GIVEN EXERCISE: What follows is a set of records; restate each one word for word and drop the pictures.

RECORDS SHOWN:
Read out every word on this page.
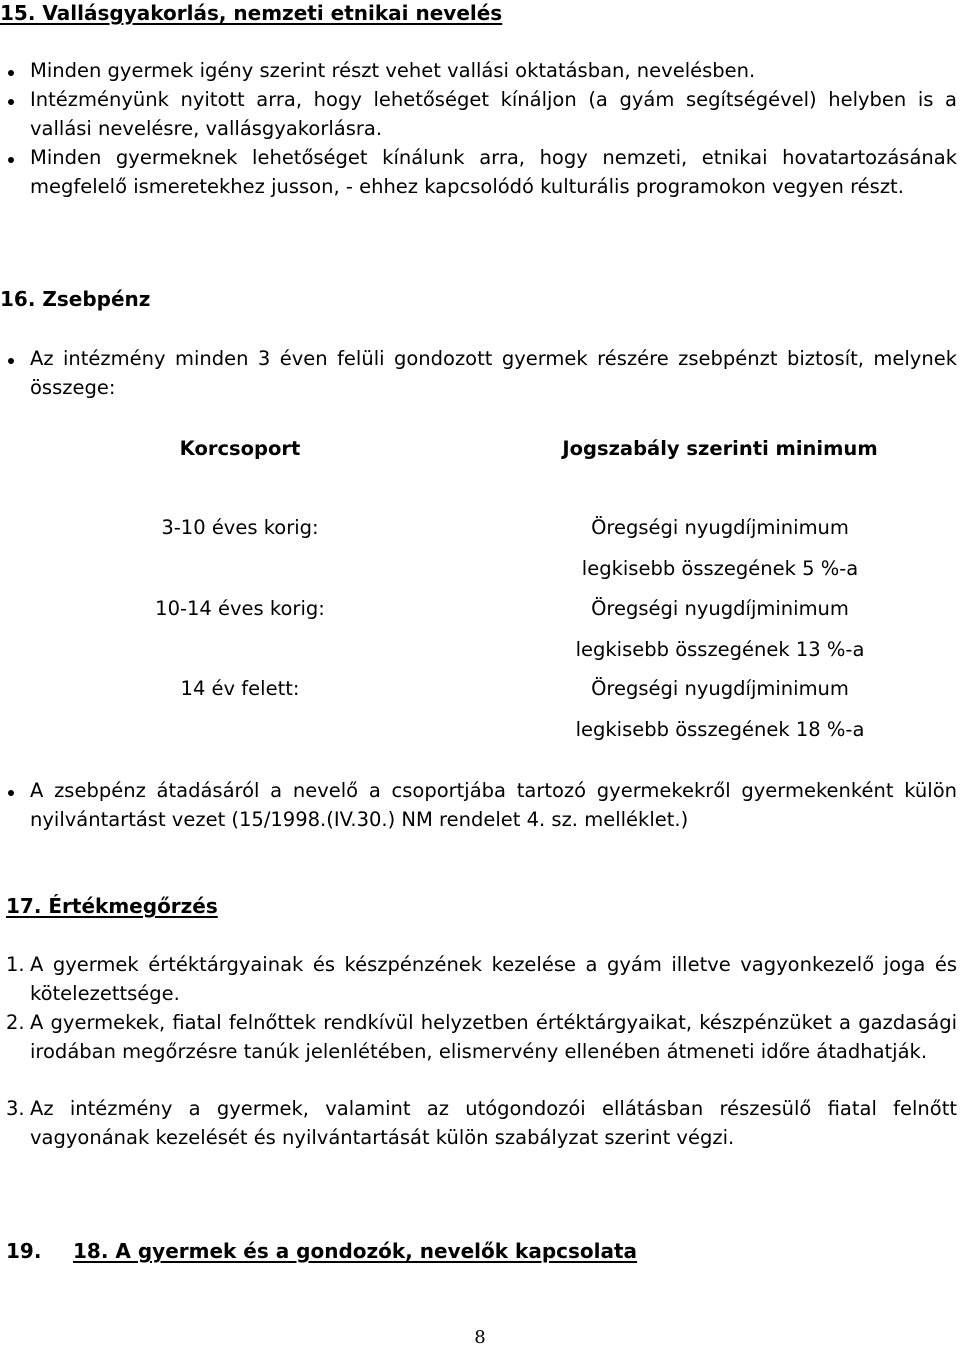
15. Vallásgyakorlás, nemzeti etnikai nevelés
Minden gyermek igény szerint részt vehet vallási oktatásban, nevelésben.
Intézményünk nyitott arra, hogy lehetőséget kínáljon (a gyám segítségével) helyben is a vallási nevelésre, vallásgyakorlásra.
Minden gyermeknek lehetőséget kínálunk arra, hogy nemzeti, etnikai hovatartozásának megfelelő ismeretekhez jusson, - ehhez kapcsolódó kulturális programokon vegyen részt.
16. Zsebpénz
Az intézmény minden 3 éven felüli gondozott gyermek részére zsebpénzt biztosít, melynek összege:
Korcsoport	Jogszabály szerinti minimum
3-10 éves korig:	Öregségi nyugdíjminimum
legkisebb összegének 5 %-a
10-14 éves korig:	Öregségi nyugdíjminimum
legkisebb összegének 13 %-a
14 év felett:	Öregségi nyugdíjminimum
legkisebb összegének 18 %-a
A zsebpénz átadásáról a nevelő a csoportjába tartozó gyermekekről gyermekenként külön nyilvántartást vezet (15/1998.(IV.30.) NM rendelet 4. sz. melléklet.)
17. Értékmegőrzés
1. A gyermek értéktárgyainak és készpénzének kezelése a gyám illetve vagyonkezelő joga és kötelezettsége.
2. A gyermekek, fiatal felnőttek rendkívül helyzetben értéktárgyaikat, készpénzüket a gazdasági irodában megőrzésre tanúk jelenlétében, elismervény ellenében átmeneti időre átadhatják.
3. Az intézmény a gyermek, valamint az utógondozói ellátásban részesülő fiatal felnőtt vagyonának kezelését és nyilvántartását külön szabályzat szerint végzi.
19. 18. A gyermek és a gondozók, nevelők kapcsolata
8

REPLY:
Read out every word on this page.
15. Vallásgyakorlás, nemzeti etnikai nevelés
Minden gyermek igény szerint részt vehet vallási oktatásban, nevelésben.
Intézményünk nyitott arra, hogy lehetőséget kínáljon (a gyám segítségével) helyben is a vallási nevelésre, vallásgyakorlásra.
Minden gyermeknek lehetőséget kínálunk arra, hogy nemzeti, etnikai hovatartozásának megfelelő ismeretekhez jusson, - ehhez kapcsolódó kulturális programokon vegyen részt.
16. Zsebpénz
Az intézmény minden 3 éven felüli gondozott gyermek részére zsebpénzt biztosít, melynek összege:
Korcsoport	Jogszabály szerinti minimum
3-10 éves korig:	Öregségi nyugdíjminimum
legkisebb összegének 5 %-a
10-14 éves korig:	Öregségi nyugdíjminimum
legkisebb összegének 13 %-a
14 év felett:	Öregségi nyugdíjminimum
legkisebb összegének 18 %-a
A zsebpénz átadásáról a nevelő a csoportjába tartozó gyermekekről gyermekenként külön nyilvántartást vezet (15/1998.(IV.30.) NM rendelet 4. sz. melléklet.)
17. Értékmegőrzés
1. A gyermek értéktárgyainak és készpénzének kezelése a gyám illetve vagyonkezelő joga és kötelezettsége.
2. A gyermekek, fiatal felnőttek rendkívül helyzetben értéktárgyaikat, készpénzüket a gazdasági irodában megőrzésre tanúk jelenlétében, elismervény ellenében átmeneti időre átadhatják.
3. Az intézmény a gyermek, valamint az utógondozói ellátásban részesülő fiatal felnőtt vagyonának kezelését és nyilvántartását külön szabályzat szerint végzi.
19. 18. A gyermek és a gondozók, nevelők kapcsolata
8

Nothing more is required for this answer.